Required work: Each line that holds the word "compras" should be returned.

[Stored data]
.....

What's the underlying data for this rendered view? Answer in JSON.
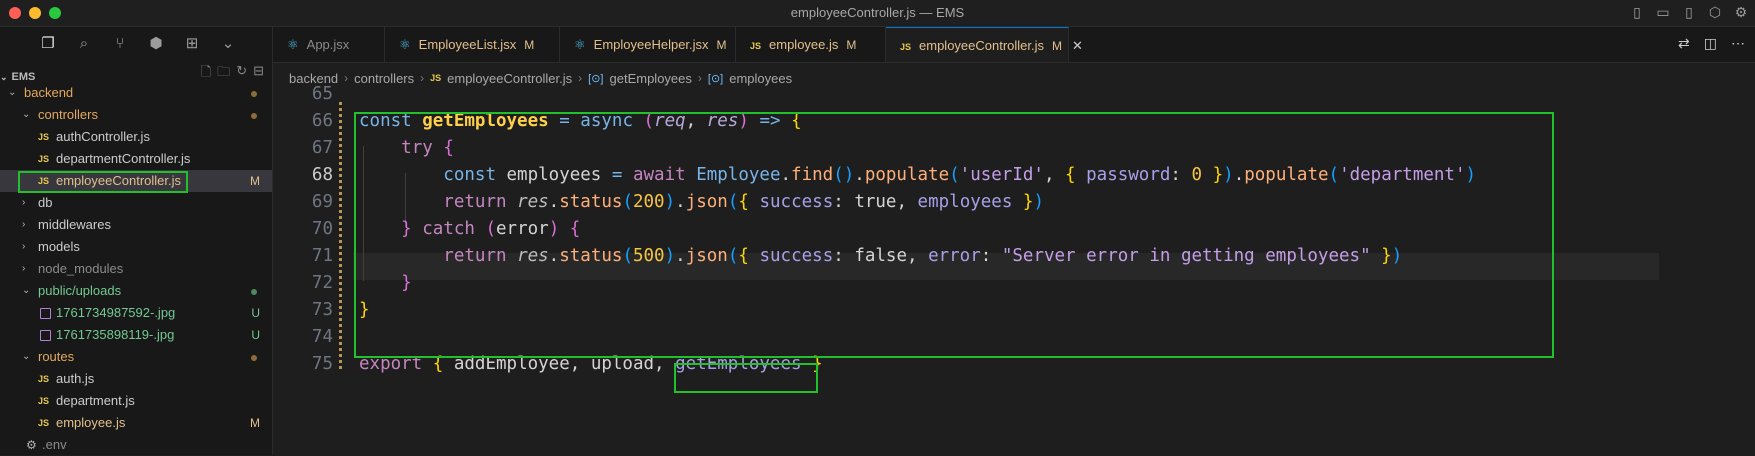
{
  "window": {
    "title": "employeeController.js — EMS"
  },
  "explorer": {
    "project": "EMS",
    "items": [
      {
        "label": "backend",
        "type": "folder",
        "open": true,
        "depth": 0,
        "status": "dot",
        "color": "#e2a85f"
      },
      {
        "label": "controllers",
        "type": "folder",
        "open": true,
        "depth": 1,
        "status": "dot",
        "color": "#e2a85f"
      },
      {
        "label": "authController.js",
        "type": "js",
        "depth": 2,
        "status": "",
        "color": "#cccccc"
      },
      {
        "label": "departmentController.js",
        "type": "js",
        "depth": 2,
        "status": "",
        "color": "#cccccc"
      },
      {
        "label": "employeeController.js",
        "type": "js",
        "depth": 2,
        "status": "M",
        "color": "#e2c08d",
        "selected": true
      },
      {
        "label": "db",
        "type": "folder",
        "open": false,
        "depth": 1,
        "status": "",
        "color": "#cccccc"
      },
      {
        "label": "middlewares",
        "type": "folder",
        "open": false,
        "depth": 1,
        "status": "",
        "color": "#cccccc"
      },
      {
        "label": "models",
        "type": "folder",
        "open": false,
        "depth": 1,
        "status": "",
        "color": "#cccccc"
      },
      {
        "label": "node_modules",
        "type": "folder",
        "open": false,
        "depth": 1,
        "status": "",
        "color": "#8b8b8b"
      },
      {
        "label": "public/uploads",
        "type": "folder",
        "open": true,
        "depth": 1,
        "status": "dot-green",
        "color": "#73c991"
      },
      {
        "label": "1761734987592-.jpg",
        "type": "img",
        "depth": 2,
        "status": "U",
        "color": "#73c991"
      },
      {
        "label": "1761735898119-.jpg",
        "type": "img",
        "depth": 2,
        "status": "U",
        "color": "#73c991"
      },
      {
        "label": "routes",
        "type": "folder",
        "open": true,
        "depth": 1,
        "status": "dot",
        "color": "#e2a85f"
      },
      {
        "label": "auth.js",
        "type": "js",
        "depth": 2,
        "status": "",
        "color": "#cccccc"
      },
      {
        "label": "department.js",
        "type": "js",
        "depth": 2,
        "status": "",
        "color": "#cccccc"
      },
      {
        "label": "employee.js",
        "type": "js",
        "depth": 2,
        "status": "M",
        "color": "#e2c08d"
      },
      {
        "label": ".env",
        "type": "gear",
        "depth": 1,
        "status": "",
        "color": "#8b8b8b"
      }
    ]
  },
  "tabs": [
    {
      "label": "App.jsx",
      "icon": "react-icon",
      "modified": "",
      "color": "#8b8b8b"
    },
    {
      "label": "EmployeeList.jsx",
      "icon": "react-icon",
      "modified": "M",
      "color": "#e2c08d"
    },
    {
      "label": "EmployeeHelper.jsx",
      "icon": "react-icon",
      "modified": "M",
      "color": "#e2c08d"
    },
    {
      "label": "employee.js",
      "icon": "js-icon",
      "modified": "M",
      "color": "#e2c08d"
    },
    {
      "label": "employeeController.js",
      "icon": "js-icon",
      "modified": "M",
      "color": "#e2c08d",
      "active": true
    }
  ],
  "breadcrumb": [
    "backend",
    "controllers",
    "employeeController.js",
    "getEmployees",
    "employees"
  ],
  "editor": {
    "line_numbers": [
      "65",
      "66",
      "67",
      "68",
      "69",
      "70",
      "71",
      "72",
      "73",
      "74",
      "75"
    ],
    "current_line": "68",
    "lines": [
      [],
      [
        [
          "kw",
          "const "
        ],
        [
          "fn",
          "getEmployees"
        ],
        [
          "var",
          " "
        ],
        [
          "op",
          "="
        ],
        [
          "var",
          " "
        ],
        [
          "kw",
          "async "
        ],
        [
          "br2",
          "("
        ],
        [
          "pa",
          "req"
        ],
        [
          "var",
          ", "
        ],
        [
          "pa",
          "res"
        ],
        [
          "br2",
          ")"
        ],
        [
          "var",
          " "
        ],
        [
          "op",
          "=>"
        ],
        [
          "var",
          " "
        ],
        [
          "br1",
          "{"
        ]
      ],
      [
        [
          "var",
          "    "
        ],
        [
          "kwp",
          "try "
        ],
        [
          "br2",
          "{"
        ]
      ],
      [
        [
          "var",
          "        "
        ],
        [
          "kw",
          "const "
        ],
        [
          "var",
          "employees "
        ],
        [
          "op",
          "="
        ],
        [
          "var",
          " "
        ],
        [
          "kwp",
          "await "
        ],
        [
          "cls",
          "Employee"
        ],
        [
          "var",
          "."
        ],
        [
          "call",
          "find"
        ],
        [
          "br3",
          "()"
        ],
        [
          "var",
          "."
        ],
        [
          "call",
          "populate"
        ],
        [
          "br3",
          "("
        ],
        [
          "str",
          "'userId'"
        ],
        [
          "var",
          ", "
        ],
        [
          "br1",
          "{"
        ],
        [
          "var",
          " "
        ],
        [
          "prop",
          "password"
        ],
        [
          "var",
          ": "
        ],
        [
          "num",
          "0"
        ],
        [
          "var",
          " "
        ],
        [
          "br1",
          "}"
        ],
        [
          "br3",
          ")"
        ],
        [
          "var",
          "."
        ],
        [
          "call",
          "populate"
        ],
        [
          "br3",
          "("
        ],
        [
          "str",
          "'department'"
        ],
        [
          "br3",
          ")"
        ]
      ],
      [
        [
          "var",
          "        "
        ],
        [
          "kwp",
          "return "
        ],
        [
          "it",
          "res"
        ],
        [
          "var",
          "."
        ],
        [
          "call",
          "status"
        ],
        [
          "br3",
          "("
        ],
        [
          "num",
          "200"
        ],
        [
          "br3",
          ")"
        ],
        [
          "var",
          "."
        ],
        [
          "call",
          "json"
        ],
        [
          "br3",
          "("
        ],
        [
          "br1",
          "{"
        ],
        [
          "var",
          " "
        ],
        [
          "prop",
          "success"
        ],
        [
          "var",
          ": true, "
        ],
        [
          "prop",
          "employees"
        ],
        [
          "var",
          " "
        ],
        [
          "br1",
          "}"
        ],
        [
          "br3",
          ")"
        ]
      ],
      [
        [
          "var",
          "    "
        ],
        [
          "br2",
          "}"
        ],
        [
          "var",
          " "
        ],
        [
          "kwp",
          "catch "
        ],
        [
          "br2",
          "("
        ],
        [
          "var",
          "error"
        ],
        [
          "br2",
          ")"
        ],
        [
          "var",
          " "
        ],
        [
          "br2",
          "{"
        ]
      ],
      [
        [
          "var",
          "        "
        ],
        [
          "kwp",
          "return "
        ],
        [
          "it",
          "res"
        ],
        [
          "var",
          "."
        ],
        [
          "call",
          "status"
        ],
        [
          "br3",
          "("
        ],
        [
          "num",
          "500"
        ],
        [
          "br3",
          ")"
        ],
        [
          "var",
          "."
        ],
        [
          "call",
          "json"
        ],
        [
          "br3",
          "("
        ],
        [
          "br1",
          "{"
        ],
        [
          "var",
          " "
        ],
        [
          "prop",
          "success"
        ],
        [
          "var",
          ": false, "
        ],
        [
          "prop",
          "error"
        ],
        [
          "var",
          ": "
        ],
        [
          "str",
          "\"Server error in getting employees\""
        ],
        [
          "var",
          " "
        ],
        [
          "br1",
          "}"
        ],
        [
          "br3",
          ")"
        ]
      ],
      [
        [
          "var",
          "    "
        ],
        [
          "br2",
          "}"
        ]
      ],
      [
        [
          "br1",
          "}"
        ]
      ],
      [],
      [
        [
          "kwp",
          "export "
        ],
        [
          "br1",
          "{"
        ],
        [
          "var",
          " addEmployee, upload, "
        ],
        [
          "prop",
          "getEmployees"
        ],
        [
          "var",
          " "
        ],
        [
          "br1",
          "}"
        ]
      ]
    ]
  }
}
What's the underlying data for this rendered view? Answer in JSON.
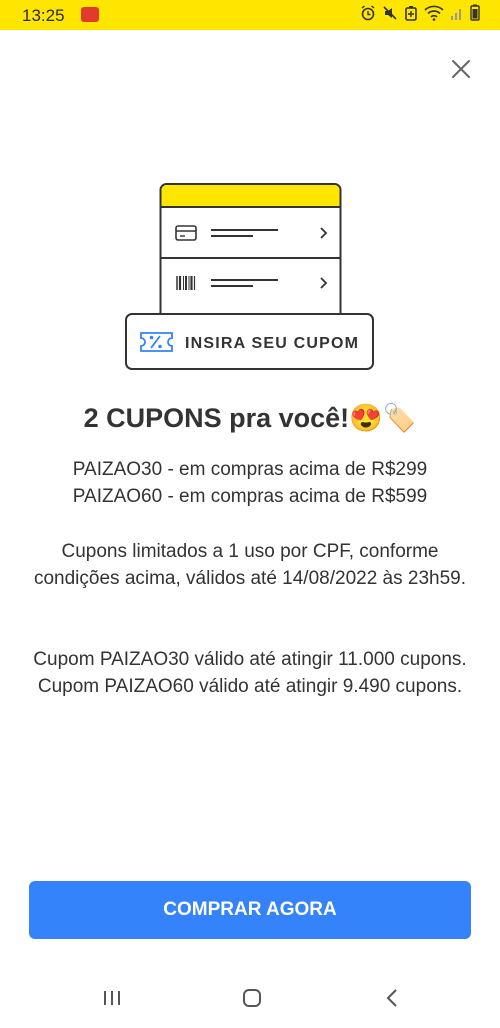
{
  "status_bar": {
    "time": "13:25",
    "background_color": "#ffe600",
    "icons": [
      "alarm-icon",
      "mute-icon",
      "battery-saver-icon",
      "wifi-icon",
      "signal-icon",
      "battery-icon"
    ]
  },
  "dialog": {
    "close_icon": "close-icon",
    "illustration": {
      "card_icon": "credit-card-icon",
      "barcode_icon": "barcode-icon",
      "coupon_icon": "coupon-percent-icon",
      "coupon_label": "INSIRA SEU CUPOM",
      "accent_color": "#ffe600",
      "icon_color": "#3483fa"
    },
    "headline": "2 CUPONS pra você!",
    "headline_emojis": "😍🏷️",
    "coupon_lines": [
      "PAIZAO30 - em compras acima de R$299",
      "PAIZAO60 - em compras acima de R$599"
    ],
    "conditions": "Cupons limitados a 1 uso por CPF, conforme condições acima, válidos até 14/08/2022 às 23h59.",
    "limits": [
      "Cupom PAIZAO30 válido até atingir 11.000 cupons.",
      "Cupom PAIZAO60 válido até atingir 9.490 cupons."
    ],
    "cta_label": "COMPRAR AGORA",
    "cta_color": "#3483fa"
  },
  "nav_bar": {
    "icons": [
      "recent-apps-icon",
      "home-icon",
      "back-icon"
    ]
  }
}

.....

Answer to this exercise:
      "PAIZAO30 - em compras acima de R$299",
      "PAIZAO60 - em compras acima de R$599"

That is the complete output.